To be done
Keep the pictures out and restate every record exactly.

>>>

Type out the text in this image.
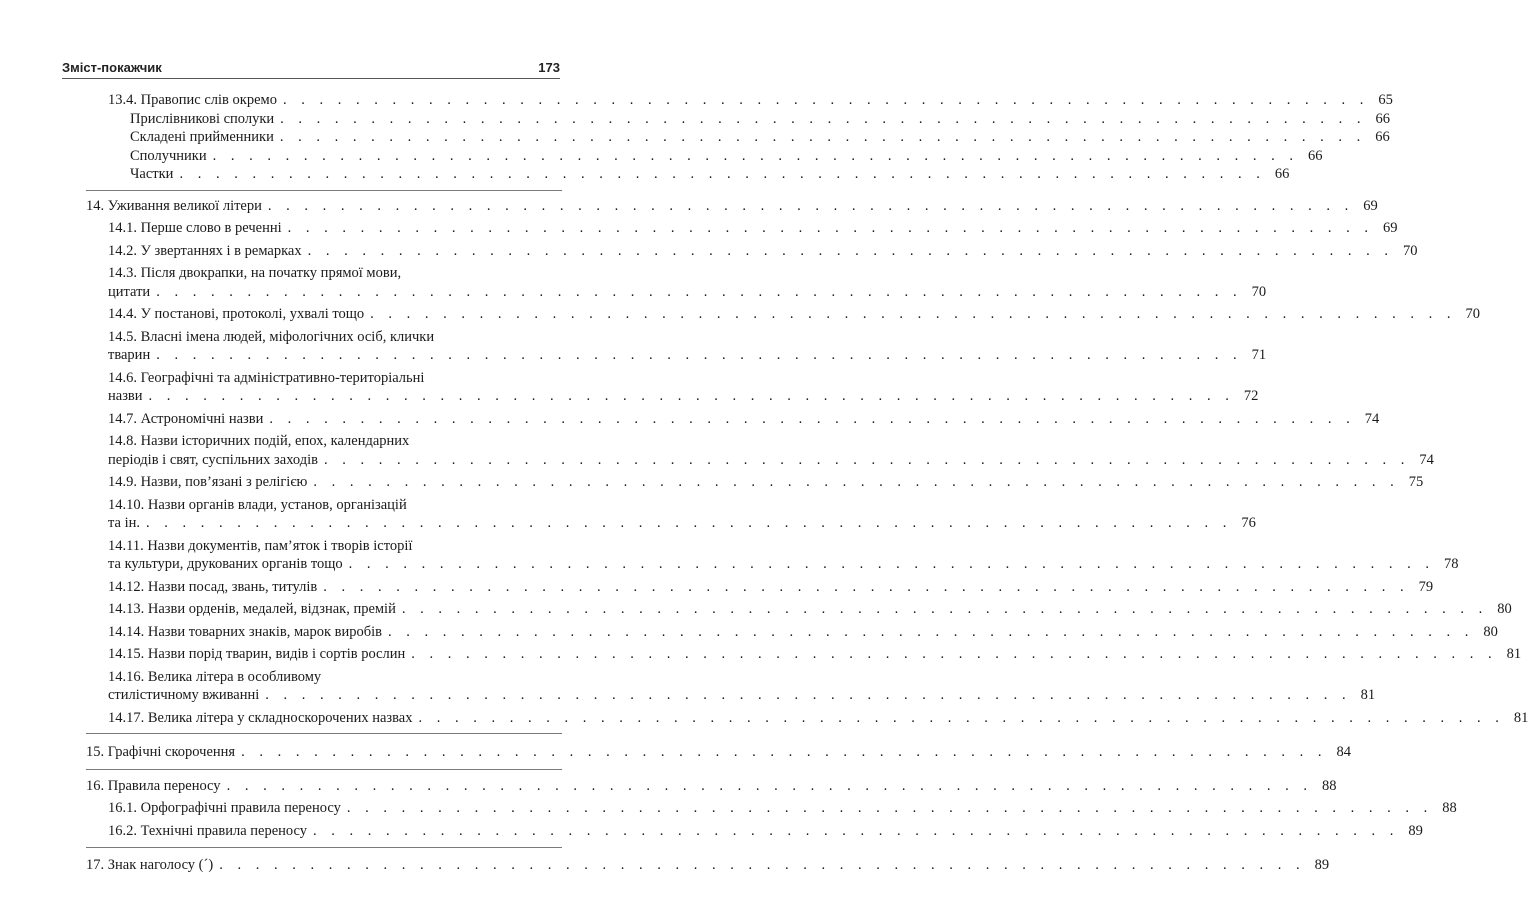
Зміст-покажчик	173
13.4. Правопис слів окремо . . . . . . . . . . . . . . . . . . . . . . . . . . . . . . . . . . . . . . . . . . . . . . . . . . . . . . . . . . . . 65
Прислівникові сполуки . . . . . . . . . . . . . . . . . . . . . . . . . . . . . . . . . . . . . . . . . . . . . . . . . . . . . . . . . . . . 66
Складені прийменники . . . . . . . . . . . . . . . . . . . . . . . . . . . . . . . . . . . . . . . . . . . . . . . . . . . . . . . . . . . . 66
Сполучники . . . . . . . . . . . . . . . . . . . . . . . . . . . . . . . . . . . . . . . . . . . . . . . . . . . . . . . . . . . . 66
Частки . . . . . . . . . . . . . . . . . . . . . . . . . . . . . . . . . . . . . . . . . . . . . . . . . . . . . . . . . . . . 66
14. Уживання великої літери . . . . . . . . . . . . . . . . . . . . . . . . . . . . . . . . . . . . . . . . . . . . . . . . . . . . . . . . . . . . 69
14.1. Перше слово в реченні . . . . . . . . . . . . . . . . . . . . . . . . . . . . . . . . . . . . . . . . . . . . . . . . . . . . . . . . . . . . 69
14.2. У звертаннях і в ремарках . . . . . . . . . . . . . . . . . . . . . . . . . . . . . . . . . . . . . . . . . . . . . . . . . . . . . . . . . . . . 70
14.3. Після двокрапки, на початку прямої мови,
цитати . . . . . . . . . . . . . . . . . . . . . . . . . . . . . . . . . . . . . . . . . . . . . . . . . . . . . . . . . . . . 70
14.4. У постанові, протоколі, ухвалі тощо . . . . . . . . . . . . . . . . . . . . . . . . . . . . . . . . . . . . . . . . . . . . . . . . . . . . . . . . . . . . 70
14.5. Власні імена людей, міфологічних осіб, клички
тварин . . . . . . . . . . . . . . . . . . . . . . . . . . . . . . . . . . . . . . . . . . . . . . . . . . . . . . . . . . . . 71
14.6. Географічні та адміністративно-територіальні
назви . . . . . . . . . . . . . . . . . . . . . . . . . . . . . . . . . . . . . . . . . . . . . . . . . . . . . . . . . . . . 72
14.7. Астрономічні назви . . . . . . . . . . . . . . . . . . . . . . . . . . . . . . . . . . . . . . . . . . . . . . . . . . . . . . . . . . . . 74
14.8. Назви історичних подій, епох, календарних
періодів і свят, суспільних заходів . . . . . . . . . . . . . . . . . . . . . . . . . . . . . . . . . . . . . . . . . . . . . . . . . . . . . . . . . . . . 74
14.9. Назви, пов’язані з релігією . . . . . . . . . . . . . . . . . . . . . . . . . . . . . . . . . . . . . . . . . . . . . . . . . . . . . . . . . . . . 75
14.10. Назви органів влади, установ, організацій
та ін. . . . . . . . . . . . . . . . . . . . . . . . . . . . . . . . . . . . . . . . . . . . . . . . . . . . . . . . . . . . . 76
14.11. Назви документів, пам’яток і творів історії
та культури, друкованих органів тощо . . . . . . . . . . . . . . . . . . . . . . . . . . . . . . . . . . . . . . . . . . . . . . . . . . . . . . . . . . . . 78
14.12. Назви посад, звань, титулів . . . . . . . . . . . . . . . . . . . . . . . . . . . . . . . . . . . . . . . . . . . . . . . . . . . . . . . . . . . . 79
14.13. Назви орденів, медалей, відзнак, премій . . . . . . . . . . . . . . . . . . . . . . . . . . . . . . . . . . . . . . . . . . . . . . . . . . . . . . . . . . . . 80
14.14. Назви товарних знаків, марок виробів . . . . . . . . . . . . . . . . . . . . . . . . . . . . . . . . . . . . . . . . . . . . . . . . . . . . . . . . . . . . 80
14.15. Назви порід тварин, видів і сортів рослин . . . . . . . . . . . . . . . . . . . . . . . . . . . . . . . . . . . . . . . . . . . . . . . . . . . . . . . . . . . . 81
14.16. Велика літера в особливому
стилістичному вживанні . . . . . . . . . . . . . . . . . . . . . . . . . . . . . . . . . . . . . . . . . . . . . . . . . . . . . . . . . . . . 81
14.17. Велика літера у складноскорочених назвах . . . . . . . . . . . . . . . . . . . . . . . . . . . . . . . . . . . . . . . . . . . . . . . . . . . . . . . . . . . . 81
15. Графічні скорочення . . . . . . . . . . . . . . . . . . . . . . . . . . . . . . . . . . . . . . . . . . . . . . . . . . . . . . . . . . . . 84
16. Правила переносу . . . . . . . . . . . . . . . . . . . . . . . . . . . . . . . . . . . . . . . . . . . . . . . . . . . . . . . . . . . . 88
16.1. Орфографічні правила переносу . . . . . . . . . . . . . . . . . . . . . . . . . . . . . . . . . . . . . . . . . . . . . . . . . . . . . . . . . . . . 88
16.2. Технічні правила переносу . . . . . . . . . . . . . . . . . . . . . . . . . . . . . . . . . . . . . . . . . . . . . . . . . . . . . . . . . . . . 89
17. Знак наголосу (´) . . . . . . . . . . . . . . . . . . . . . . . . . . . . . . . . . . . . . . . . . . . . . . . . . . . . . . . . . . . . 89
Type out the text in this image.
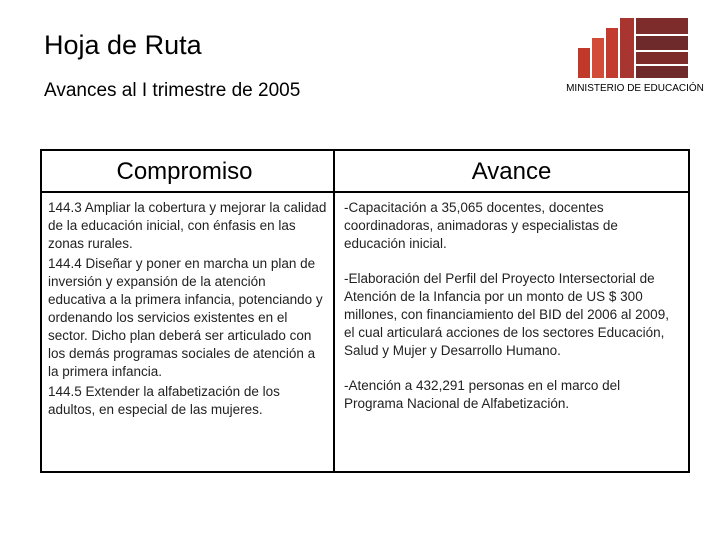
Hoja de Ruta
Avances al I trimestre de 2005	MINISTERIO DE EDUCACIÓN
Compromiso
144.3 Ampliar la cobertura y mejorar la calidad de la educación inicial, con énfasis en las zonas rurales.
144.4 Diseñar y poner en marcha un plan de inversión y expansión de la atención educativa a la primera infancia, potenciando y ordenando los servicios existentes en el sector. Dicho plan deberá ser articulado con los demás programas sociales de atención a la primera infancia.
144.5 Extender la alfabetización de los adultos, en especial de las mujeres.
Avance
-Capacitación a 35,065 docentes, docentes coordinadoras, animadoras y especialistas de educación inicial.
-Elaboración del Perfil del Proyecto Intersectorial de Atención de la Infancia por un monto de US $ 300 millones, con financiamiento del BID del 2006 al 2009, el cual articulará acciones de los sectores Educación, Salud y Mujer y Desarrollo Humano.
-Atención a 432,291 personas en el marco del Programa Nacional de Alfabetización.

<<<

Answer
Type out the text in this image.
Зміст-покажчик	173
13.4. Правопис слів окремо . . . . . . . . . . . . . . . . . . . . . . . . . . . . . . . . . . . . . . . . . . . . . . . . . . . . . . . . . . . . 65
Прислівникові сполуки . . . . . . . . . . . . . . . . . . . . . . . . . . . . . . . . . . . . . . . . . . . . . . . . . . . . . . . . . . . . 66
Складені прийменники . . . . . . . . . . . . . . . . . . . . . . . . . . . . . . . . . . . . . . . . . . . . . . . . . . . . . . . . . . . . 66
Сполучники . . . . . . . . . . . . . . . . . . . . . . . . . . . . . . . . . . . . . . . . . . . . . . . . . . . . . . . . . . . . 66
Частки . . . . . . . . . . . . . . . . . . . . . . . . . . . . . . . . . . . . . . . . . . . . . . . . . . . . . . . . . . . . 66
14. Уживання великої літери . . . . . . . . . . . . . . . . . . . . . . . . . . . . . . . . . . . . . . . . . . . . . . . . . . . . . . . . . . . . 69
14.1. Перше слово в реченні . . . . . . . . . . . . . . . . . . . . . . . . . . . . . . . . . . . . . . . . . . . . . . . . . . . . . . . . . . . . 69
14.2. У звертаннях і в ремарках . . . . . . . . . . . . . . . . . . . . . . . . . . . . . . . . . . . . . . . . . . . . . . . . . . . . . . . . . . . . 70
14.3. Після двокрапки, на початку прямої мови,
цитати . . . . . . . . . . . . . . . . . . . . . . . . . . . . . . . . . . . . . . . . . . . . . . . . . . . . . . . . . . . . 70
14.4. У постанові, протоколі, ухвалі тощо . . . . . . . . . . . . . . . . . . . . . . . . . . . . . . . . . . . . . . . . . . . . . . . . . . . . . . . . . . . . 70
14.5. Власні імена людей, міфологічних осіб, клички
тварин . . . . . . . . . . . . . . . . . . . . . . . . . . . . . . . . . . . . . . . . . . . . . . . . . . . . . . . . . . . . 71
14.6. Географічні та адміністративно-територіальні
назви . . . . . . . . . . . . . . . . . . . . . . . . . . . . . . . . . . . . . . . . . . . . . . . . . . . . . . . . . . . . 72
14.7. Астрономічні назви . . . . . . . . . . . . . . . . . . . . . . . . . . . . . . . . . . . . . . . . . . . . . . . . . . . . . . . . . . . . 74
14.8. Назви історичних подій, епох, календарних
періодів і свят, суспільних заходів . . . . . . . . . . . . . . . . . . . . . . . . . . . . . . . . . . . . . . . . . . . . . . . . . . . . . . . . . . . . 74
14.9. Назви, пов’язані з релігією . . . . . . . . . . . . . . . . . . . . . . . . . . . . . . . . . . . . . . . . . . . . . . . . . . . . . . . . . . . . 75
14.10. Назви органів влади, установ, організацій
та ін. . . . . . . . . . . . . . . . . . . . . . . . . . . . . . . . . . . . . . . . . . . . . . . . . . . . . . . . . . . . . 76
14.11. Назви документів, пам’яток і творів історії
та культури, друкованих органів тощо . . . . . . . . . . . . . . . . . . . . . . . . . . . . . . . . . . . . . . . . . . . . . . . . . . . . . . . . . . . . 78
14.12. Назви посад, звань, титулів . . . . . . . . . . . . . . . . . . . . . . . . . . . . . . . . . . . . . . . . . . . . . . . . . . . . . . . . . . . . 79
14.13. Назви орденів, медалей, відзнак, премій . . . . . . . . . . . . . . . . . . . . . . . . . . . . . . . . . . . . . . . . . . . . . . . . . . . . . . . . . . . . 80
14.14. Назви товарних знаків, марок виробів . . . . . . . . . . . . . . . . . . . . . . . . . . . . . . . . . . . . . . . . . . . . . . . . . . . . . . . . . . . . 80
14.15. Назви порід тварин, видів і сортів рослин . . . . . . . . . . . . . . . . . . . . . . . . . . . . . . . . . . . . . . . . . . . . . . . . . . . . . . . . . . . . 81
14.16. Велика літера в особливому
стилістичному вживанні . . . . . . . . . . . . . . . . . . . . . . . . . . . . . . . . . . . . . . . . . . . . . . . . . . . . . . . . . . . . 81
14.17. Велика літера у складноскорочених назвах . . . . . . . . . . . . . . . . . . . . . . . . . . . . . . . . . . . . . . . . . . . . . . . . . . . . . . . . . . . . 81
15. Графічні скорочення . . . . . . . . . . . . . . . . . . . . . . . . . . . . . . . . . . . . . . . . . . . . . . . . . . . . . . . . . . . . 84
16. Правила переносу . . . . . . . . . . . . . . . . . . . . . . . . . . . . . . . . . . . . . . . . . . . . . . . . . . . . . . . . . . . . 88
16.1. Орфографічні правила переносу . . . . . . . . . . . . . . . . . . . . . . . . . . . . . . . . . . . . . . . . . . . . . . . . . . . . . . . . . . . . 88
16.2. Технічні правила переносу . . . . . . . . . . . . . . . . . . . . . . . . . . . . . . . . . . . . . . . . . . . . . . . . . . . . . . . . . . . . 89
17. Знак наголосу (´) . . . . . . . . . . . . . . . . . . . . . . . . . . . . . . . . . . . . . . . . . . . . . . . . . . . . . . . . . . . . 89
Type out the text in this image.
Hoja de Ruta
Avances al I trimestre de 2005	MINISTERIO DE EDUCACIÓN
Compromiso
144.3 Ampliar la cobertura y mejorar la calidad de la educación inicial, con énfasis en las zonas rurales.
144.4 Diseñar y poner en marcha un plan de inversión y expansión de la atención educativa a la primera infancia, potenciando y ordenando los servicios existentes en el sector. Dicho plan deberá ser articulado con los demás programas sociales de atención a la primera infancia.
144.5 Extender la alfabetización de los adultos, en especial de las mujeres.
Avance
-Capacitación a 35,065 docentes, docentes coordinadoras, animadoras y especialistas de educación inicial.
-Elaboración del Perfil del Proyecto Intersectorial de Atención de la Infancia por un monto de US $ 300 millones, con financiamiento del BID del 2006 al 2009, el cual articulará acciones de los sectores Educación, Salud y Mujer y Desarrollo Humano.
-Atención a 432,291 personas en el marco del Programa Nacional de Alfabetización.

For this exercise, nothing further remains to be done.